▶ GOAL
Transcribe every line exactly. Leave the pictures behind.

▶ DATASET RECORDS

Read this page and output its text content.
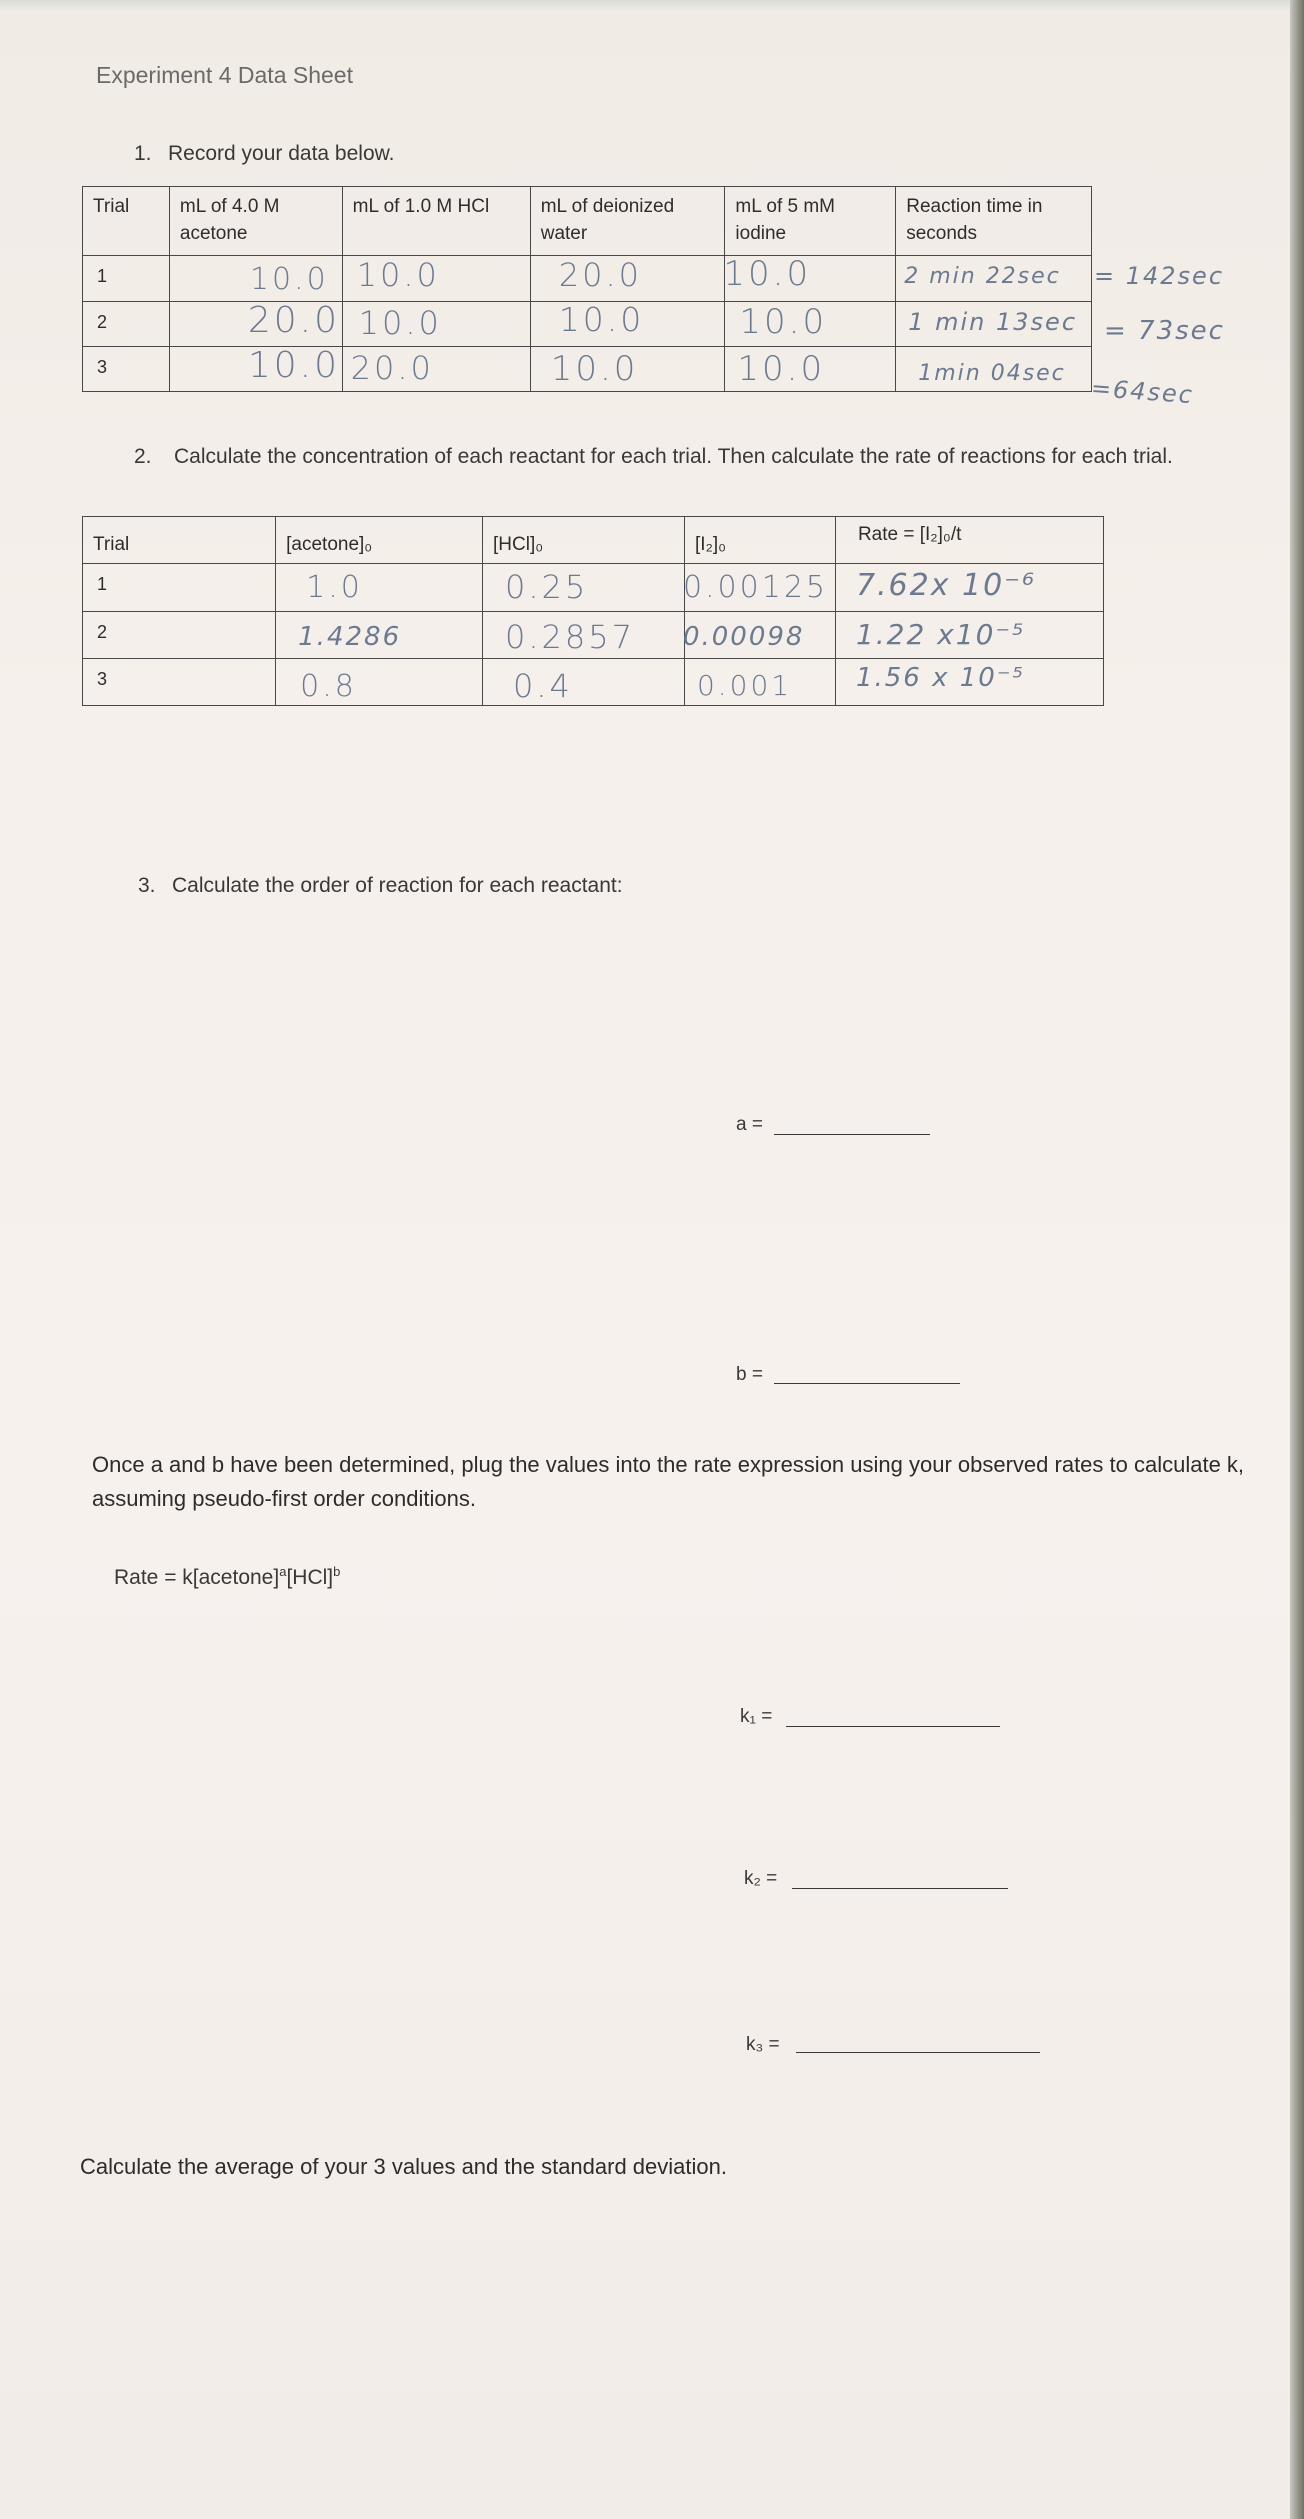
Experiment 4 Data Sheet
1. Record your data below.
Trial	mL of 4.0 M acetone	mL of 1.0 M HCl	mL of deionized water	mL of 5 mM iodine	Reaction time in seconds
1	10.0	10.0	20.0	10.0	2 min 22sec

2	20.0	10.0	10.0	10.0	1 min 13sec

3	10.0	20.0	10.0	10.0	1min 04sec
= 142sec
= 73sec
=64sec
2.	Calculate the concentration of each reactant for each trial. Then calculate the rate of reactions for each trial.
Trial	[acetone]₀	[HCl]₀	[I₂]₀	Rate = [I₂]₀/t
1	1.0	0.25	0.00125	7.62x 10⁻⁶

2	1.4286	0.2857	0.00098	1.22 x10⁻⁵

3	0.8	0.4	0.001	1.56 x 10⁻⁵
3. Calculate the order of reaction for each reactant:
a =
b =
Once a and b have been determined, plug the values into the rate expression using your observed rates to calculate k, assuming pseudo-first order conditions.
Rate = k[acetone]$^a$[HCl]$^b$
k₁ =
k₂ =
k₃ =
Calculate the average of your 3 values and the standard deviation.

▶ WRITTEN ANSWER
Read this page and output its text content.
Experiment 4 Data Sheet
1. Record your data below.
Trial	mL of 4.0 M acetone	mL of 1.0 M HCl	mL of deionized water	mL of 5 mM iodine	Reaction time in seconds
1	10.0	10.0	20.0	10.0	2 min 22sec

2	20.0	10.0	10.0	10.0	1 min 13sec

3	10.0	20.0	10.0	10.0	1min 04sec
= 142sec
= 73sec
=64sec
2.	Calculate the concentration of each reactant for each trial. Then calculate the rate of reactions for each trial.
Trial	[acetone]₀	[HCl]₀	[I₂]₀	Rate = [I₂]₀/t
1	1.0	0.25	0.00125	7.62x 10⁻⁶

2	1.4286	0.2857	0.00098	1.22 x10⁻⁵

3	0.8	0.4	0.001	1.56 x 10⁻⁵
3. Calculate the order of reaction for each reactant:
a =
b =
Once a and b have been determined, plug the values into the rate expression using your observed rates to calculate k, assuming pseudo-first order conditions.
Rate = k[acetone]$^a$[HCl]$^b$
k₁ =
k₂ =
k₃ =
Calculate the average of your 3 values and the standard deviation.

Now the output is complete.